Stored dataset items:
☆ ☆ ☆ ☆

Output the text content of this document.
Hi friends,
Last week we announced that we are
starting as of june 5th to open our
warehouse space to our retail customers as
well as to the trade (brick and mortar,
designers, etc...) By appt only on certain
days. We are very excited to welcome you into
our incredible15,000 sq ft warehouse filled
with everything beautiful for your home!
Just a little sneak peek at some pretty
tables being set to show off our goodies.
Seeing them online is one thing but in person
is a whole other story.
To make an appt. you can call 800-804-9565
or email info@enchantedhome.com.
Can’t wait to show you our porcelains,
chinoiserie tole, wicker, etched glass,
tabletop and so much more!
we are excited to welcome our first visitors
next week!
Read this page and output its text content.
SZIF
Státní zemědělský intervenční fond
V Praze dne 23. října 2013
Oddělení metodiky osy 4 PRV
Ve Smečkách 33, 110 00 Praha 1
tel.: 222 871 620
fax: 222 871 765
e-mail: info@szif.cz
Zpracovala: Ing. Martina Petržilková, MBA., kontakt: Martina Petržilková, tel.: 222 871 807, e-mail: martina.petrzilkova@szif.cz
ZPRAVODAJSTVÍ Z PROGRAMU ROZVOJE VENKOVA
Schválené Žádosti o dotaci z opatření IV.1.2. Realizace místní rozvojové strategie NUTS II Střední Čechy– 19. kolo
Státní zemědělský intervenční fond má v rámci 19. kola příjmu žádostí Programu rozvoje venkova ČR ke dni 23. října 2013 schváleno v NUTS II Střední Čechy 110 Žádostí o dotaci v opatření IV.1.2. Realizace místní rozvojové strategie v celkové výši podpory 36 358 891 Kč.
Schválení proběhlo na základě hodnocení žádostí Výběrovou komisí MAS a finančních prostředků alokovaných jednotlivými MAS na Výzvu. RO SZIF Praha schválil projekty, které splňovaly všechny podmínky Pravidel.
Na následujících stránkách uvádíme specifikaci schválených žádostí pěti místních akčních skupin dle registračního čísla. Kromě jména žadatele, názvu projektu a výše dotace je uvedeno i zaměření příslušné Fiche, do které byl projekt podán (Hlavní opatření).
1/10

☆ ☆ ☆ ☆

▶ _CHALLENGE_
Take the data above and return it exactly.

▶ _ANSWER TO THE PROBLEM_
Output the text content of this document.
Hi friends,
Last week we announced that we are
starting as of june 5th to open our
warehouse space to our retail customers as
well as to the trade (brick and mortar,
designers, etc...) By appt only on certain
days. We are very excited to welcome you into
our incredible15,000 sq ft warehouse filled
with everything beautiful for your home!
Just a little sneak peek at some pretty
tables being set to show off our goodies.
Seeing them online is one thing but in person
is a whole other story.
To make an appt. you can call 800-804-9565
or email info@enchantedhome.com.
Can’t wait to show you our porcelains,
chinoiserie tole, wicker, etched glass,
tabletop and so much more!
we are excited to welcome our first visitors
next week!
Read this page and output its text content.
SZIF
Státní zemědělský intervenční fond
V Praze dne 23. října 2013
Oddělení metodiky osy 4 PRV
Ve Smečkách 33, 110 00 Praha 1
tel.: 222 871 620
fax: 222 871 765
e-mail: info@szif.cz
Zpracovala: Ing. Martina Petržilková, MBA., kontakt: Martina Petržilková, tel.: 222 871 807, e-mail: martina.petrzilkova@szif.cz
ZPRAVODAJSTVÍ Z PROGRAMU ROZVOJE VENKOVA
Schválené Žádosti o dotaci z opatření IV.1.2. Realizace místní rozvojové strategie NUTS II Střední Čechy– 19. kolo
Státní zemědělský intervenční fond má v rámci 19. kola příjmu žádostí Programu rozvoje venkova ČR ke dni 23. října 2013 schváleno v NUTS II Střední Čechy 110 Žádostí o dotaci v opatření IV.1.2. Realizace místní rozvojové strategie v celkové výši podpory 36 358 891 Kč.
Schválení proběhlo na základě hodnocení žádostí Výběrovou komisí MAS a finančních prostředků alokovaných jednotlivými MAS na Výzvu. RO SZIF Praha schválil projekty, které splňovaly všechny podmínky Pravidel.
Na následujících stránkách uvádíme specifikaci schválených žádostí pěti místních akčních skupin dle registračního čísla. Kromě jména žadatele, názvu projektu a výše dotace je uvedeno i zaměření příslušné Fiche, do které byl projekt podán (Hlavní opatření).
1/10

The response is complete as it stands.